Stored data:
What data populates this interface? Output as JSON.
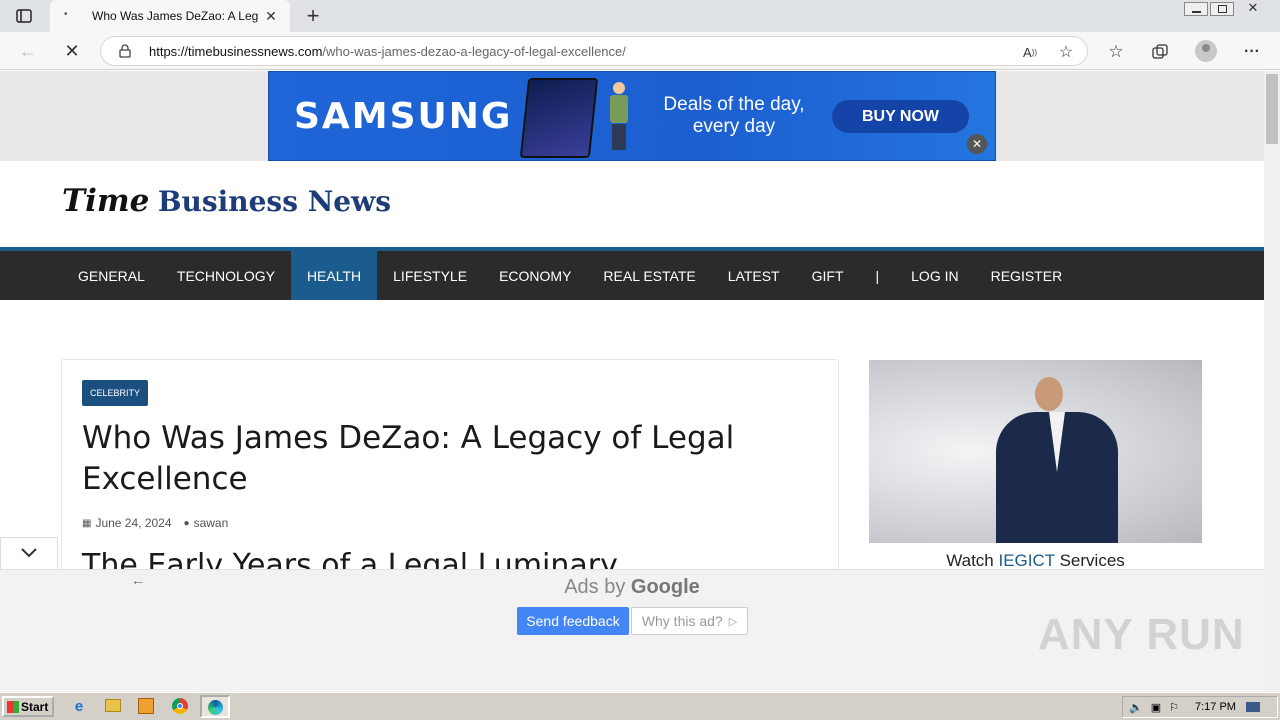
{
  "browser": {
    "tab_title": "Who Was James DeZao: A Legal",
    "url_domain": "https://timebusinessnews.com",
    "url_path": "/who-was-james-dezao-a-legacy-of-legal-excellence/"
  },
  "top_ad": {
    "brand": "SAMSUNG",
    "tagline_line1": "Deals of the day,",
    "tagline_line2": "every day",
    "cta": "BUY NOW"
  },
  "site": {
    "logo_time": "Time",
    "logo_business_news": "Business News"
  },
  "nav": {
    "items": [
      "GENERAL",
      "TECHNOLOGY",
      "HEALTH",
      "LIFESTYLE",
      "ECONOMY",
      "REAL ESTATE",
      "LATEST",
      "GIFT"
    ],
    "separator": "|",
    "login": "LOG IN",
    "register": "REGISTER",
    "active": "HEALTH"
  },
  "article": {
    "category": "CELEBRITY",
    "title_line1": "Who Was James DeZao: A Legacy of Legal",
    "title_line2": "Excellence",
    "date": "June 24, 2024",
    "author": "sawan",
    "subheading": "The Early Years of a Legal Luminary"
  },
  "side_ad": {
    "caption_prefix": "Watch ",
    "caption_link": "IEGICT",
    "caption_suffix": " Services"
  },
  "bottom_ad": {
    "ads_by": "Ads by ",
    "google": "Google",
    "send_feedback": "Send feedback",
    "why_this_ad": "Why this ad?"
  },
  "taskbar": {
    "start": "Start",
    "time": "7:17 PM"
  },
  "watermark": "ANY RUN",
  "colors": {
    "nav_bg": "#2b2b2b",
    "nav_active": "#1b5c8f",
    "brand_blue": "#1d3c78",
    "samsung_blue": "#1e65d8"
  }
}
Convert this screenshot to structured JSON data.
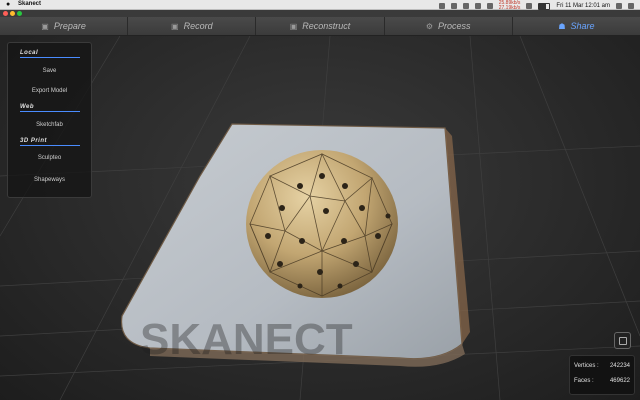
{
  "menubar": {
    "apple": "",
    "app_name": "Skanect",
    "status_red_1": "25.89kb/s",
    "status_red_2": "27.19kb/s",
    "datetime": "Fri 11 Mar  12:01 am"
  },
  "tabs": [
    {
      "icon": "▣",
      "label": "Prepare"
    },
    {
      "icon": "▣",
      "label": "Record"
    },
    {
      "icon": "▣",
      "label": "Reconstruct"
    },
    {
      "icon": "⚙",
      "label": "Process"
    },
    {
      "icon": "☗",
      "label": "Share",
      "active": true
    }
  ],
  "panel": {
    "local_title": "Local",
    "save": "Save",
    "export_model": "Export Model",
    "web_title": "Web",
    "sketchfab": "Sketchfab",
    "print_title": "3D Print",
    "sculpteo": "Sculpteo",
    "shapeways": "Shapeways"
  },
  "watermark": "SKANECT",
  "stats": {
    "vertices_label": "Vertices :",
    "vertices_value": "242234",
    "faces_label": "Faces :",
    "faces_value": "469622"
  },
  "colors": {
    "accent": "#4a8cff",
    "active_tab": "#6aa5ff",
    "surface": "#c9cdd2",
    "sphere": "#c8ad7a"
  }
}
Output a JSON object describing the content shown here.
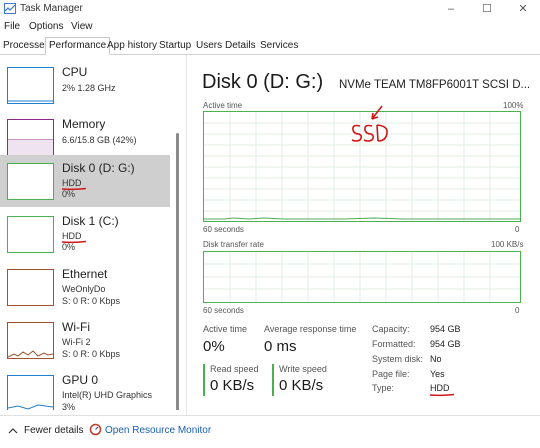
{
  "window": {
    "title": "Task Manager",
    "minimize": "–",
    "maximize": "☐",
    "close": "✕"
  },
  "menu": [
    "File",
    "Options",
    "View"
  ],
  "tabs": [
    "Processes",
    "Performance",
    "App history",
    "Startup",
    "Users",
    "Details",
    "Services"
  ],
  "sidebar": [
    {
      "name": "CPU",
      "sub1": "2% 1.28 GHz"
    },
    {
      "name": "Memory",
      "sub1": "6.6/15.8 GB (42%)"
    },
    {
      "name": "Disk 0 (D: G:)",
      "sub1": "HDD",
      "sub2": "0%"
    },
    {
      "name": "Disk 1 (C:)",
      "sub1": "HDD",
      "sub2": "0%"
    },
    {
      "name": "Ethernet",
      "sub1": "WeOnlyDo",
      "sub2": "S: 0 R: 0 Kbps"
    },
    {
      "name": "Wi-Fi",
      "sub1": "Wi-Fi 2",
      "sub2": "S: 0 R: 0 Kbps"
    },
    {
      "name": "GPU 0",
      "sub1": "Intel(R) UHD Graphics",
      "sub2": "3%"
    }
  ],
  "detail": {
    "title": "Disk 0 (D: G:)",
    "model": "NVMe TEAM TM8FP6001T SCSI D...",
    "graph1": {
      "label": "Active time",
      "max": "100%",
      "time": "60 seconds",
      "min": "0"
    },
    "graph2": {
      "label": "Disk transfer rate",
      "max": "100 KB/s",
      "time": "60 seconds",
      "min": "0"
    },
    "active_time": {
      "label": "Active time",
      "value": "0%"
    },
    "avg_response": {
      "label": "Average response time",
      "value": "0 ms"
    },
    "read_speed": {
      "label": "Read speed",
      "value": "0 KB/s"
    },
    "write_speed": {
      "label": "Write speed",
      "value": "0 KB/s"
    },
    "properties": [
      {
        "label": "Capacity:",
        "value": "954 GB"
      },
      {
        "label": "Formatted:",
        "value": "954 GB"
      },
      {
        "label": "System disk:",
        "value": "No"
      },
      {
        "label": "Page file:",
        "value": "Yes"
      },
      {
        "label": "Type:",
        "value": "HDD"
      }
    ]
  },
  "annotation": {
    "text": "SSD",
    "color": "#d01818"
  },
  "footer": {
    "fewer_details": "Fewer details",
    "resource_monitor": "Open Resource Monitor"
  },
  "colors": {
    "cpu": "#1f7fd0",
    "memory": "#8b2a8b",
    "disk": "#4caf50",
    "network": "#a0522d",
    "gpu": "#1f7fd0",
    "link": "#1a5fb4"
  }
}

- Required work
Without including any pictures, print all of the material exactly as given.

- Response to the exercise
What data populates this interface? Output as JSON.
{
  "browser": {
    "tab_title": "Who Was James DeZao: A Legal",
    "url_domain": "https://timebusinessnews.com",
    "url_path": "/who-was-james-dezao-a-legacy-of-legal-excellence/"
  },
  "top_ad": {
    "brand": "SAMSUNG",
    "tagline_line1": "Deals of the day,",
    "tagline_line2": "every day",
    "cta": "BUY NOW"
  },
  "site": {
    "logo_time": "Time",
    "logo_business_news": "Business News"
  },
  "nav": {
    "items": [
      "GENERAL",
      "TECHNOLOGY",
      "HEALTH",
      "LIFESTYLE",
      "ECONOMY",
      "REAL ESTATE",
      "LATEST",
      "GIFT"
    ],
    "separator": "|",
    "login": "LOG IN",
    "register": "REGISTER",
    "active": "HEALTH"
  },
  "article": {
    "category": "CELEBRITY",
    "title_line1": "Who Was James DeZao: A Legacy of Legal",
    "title_line2": "Excellence",
    "date": "June 24, 2024",
    "author": "sawan",
    "subheading": "The Early Years of a Legal Luminary"
  },
  "side_ad": {
    "caption_prefix": "Watch ",
    "caption_link": "IEGICT",
    "caption_suffix": " Services"
  },
  "bottom_ad": {
    "ads_by": "Ads by ",
    "google": "Google",
    "send_feedback": "Send feedback",
    "why_this_ad": "Why this ad?"
  },
  "taskbar": {
    "start": "Start",
    "time": "7:17 PM"
  },
  "watermark": "ANY RUN",
  "colors": {
    "nav_bg": "#2b2b2b",
    "nav_active": "#1b5c8f",
    "brand_blue": "#1d3c78",
    "samsung_blue": "#1e65d8"
  }
}
Convert this screenshot to structured JSON data.
{
  "menubar": {
    "apple": "",
    "app_name": "Skanect",
    "status_red_1": "25.89kb/s",
    "status_red_2": "27.19kb/s",
    "datetime": "Fri 11 Mar  12:01 am"
  },
  "tabs": [
    {
      "icon": "▣",
      "label": "Prepare"
    },
    {
      "icon": "▣",
      "label": "Record"
    },
    {
      "icon": "▣",
      "label": "Reconstruct"
    },
    {
      "icon": "⚙",
      "label": "Process"
    },
    {
      "icon": "☗",
      "label": "Share",
      "active": true
    }
  ],
  "panel": {
    "local_title": "Local",
    "save": "Save",
    "export_model": "Export Model",
    "web_title": "Web",
    "sketchfab": "Sketchfab",
    "print_title": "3D Print",
    "sculpteo": "Sculpteo",
    "shapeways": "Shapeways"
  },
  "watermark": "SKANECT",
  "stats": {
    "vertices_label": "Vertices :",
    "vertices_value": "242234",
    "faces_label": "Faces :",
    "faces_value": "469622"
  },
  "colors": {
    "accent": "#4a8cff",
    "active_tab": "#6aa5ff",
    "surface": "#c9cdd2",
    "sphere": "#c8ad7a"
  }
}
Output a JSON object describing the content shown here.
{
  "window": {
    "title": "Task Manager",
    "minimize": "–",
    "maximize": "☐",
    "close": "✕"
  },
  "menu": [
    "File",
    "Options",
    "View"
  ],
  "tabs": [
    "Processes",
    "Performance",
    "App history",
    "Startup",
    "Users",
    "Details",
    "Services"
  ],
  "sidebar": [
    {
      "name": "CPU",
      "sub1": "2% 1.28 GHz"
    },
    {
      "name": "Memory",
      "sub1": "6.6/15.8 GB (42%)"
    },
    {
      "name": "Disk 0 (D: G:)",
      "sub1": "HDD",
      "sub2": "0%"
    },
    {
      "name": "Disk 1 (C:)",
      "sub1": "HDD",
      "sub2": "0%"
    },
    {
      "name": "Ethernet",
      "sub1": "WeOnlyDo",
      "sub2": "S: 0 R: 0 Kbps"
    },
    {
      "name": "Wi-Fi",
      "sub1": "Wi-Fi 2",
      "sub2": "S: 0 R: 0 Kbps"
    },
    {
      "name": "GPU 0",
      "sub1": "Intel(R) UHD Graphics",
      "sub2": "3%"
    }
  ],
  "detail": {
    "title": "Disk 0 (D: G:)",
    "model": "NVMe TEAM TM8FP6001T SCSI D...",
    "graph1": {
      "label": "Active time",
      "max": "100%",
      "time": "60 seconds",
      "min": "0"
    },
    "graph2": {
      "label": "Disk transfer rate",
      "max": "100 KB/s",
      "time": "60 seconds",
      "min": "0"
    },
    "active_time": {
      "label": "Active time",
      "value": "0%"
    },
    "avg_response": {
      "label": "Average response time",
      "value": "0 ms"
    },
    "read_speed": {
      "label": "Read speed",
      "value": "0 KB/s"
    },
    "write_speed": {
      "label": "Write speed",
      "value": "0 KB/s"
    },
    "properties": [
      {
        "label": "Capacity:",
        "value": "954 GB"
      },
      {
        "label": "Formatted:",
        "value": "954 GB"
      },
      {
        "label": "System disk:",
        "value": "No"
      },
      {
        "label": "Page file:",
        "value": "Yes"
      },
      {
        "label": "Type:",
        "value": "HDD"
      }
    ]
  },
  "annotation": {
    "text": "SSD",
    "color": "#d01818"
  },
  "footer": {
    "fewer_details": "Fewer details",
    "resource_monitor": "Open Resource Monitor"
  },
  "colors": {
    "cpu": "#1f7fd0",
    "memory": "#8b2a8b",
    "disk": "#4caf50",
    "network": "#a0522d",
    "gpu": "#1f7fd0",
    "link": "#1a5fb4"
  }
}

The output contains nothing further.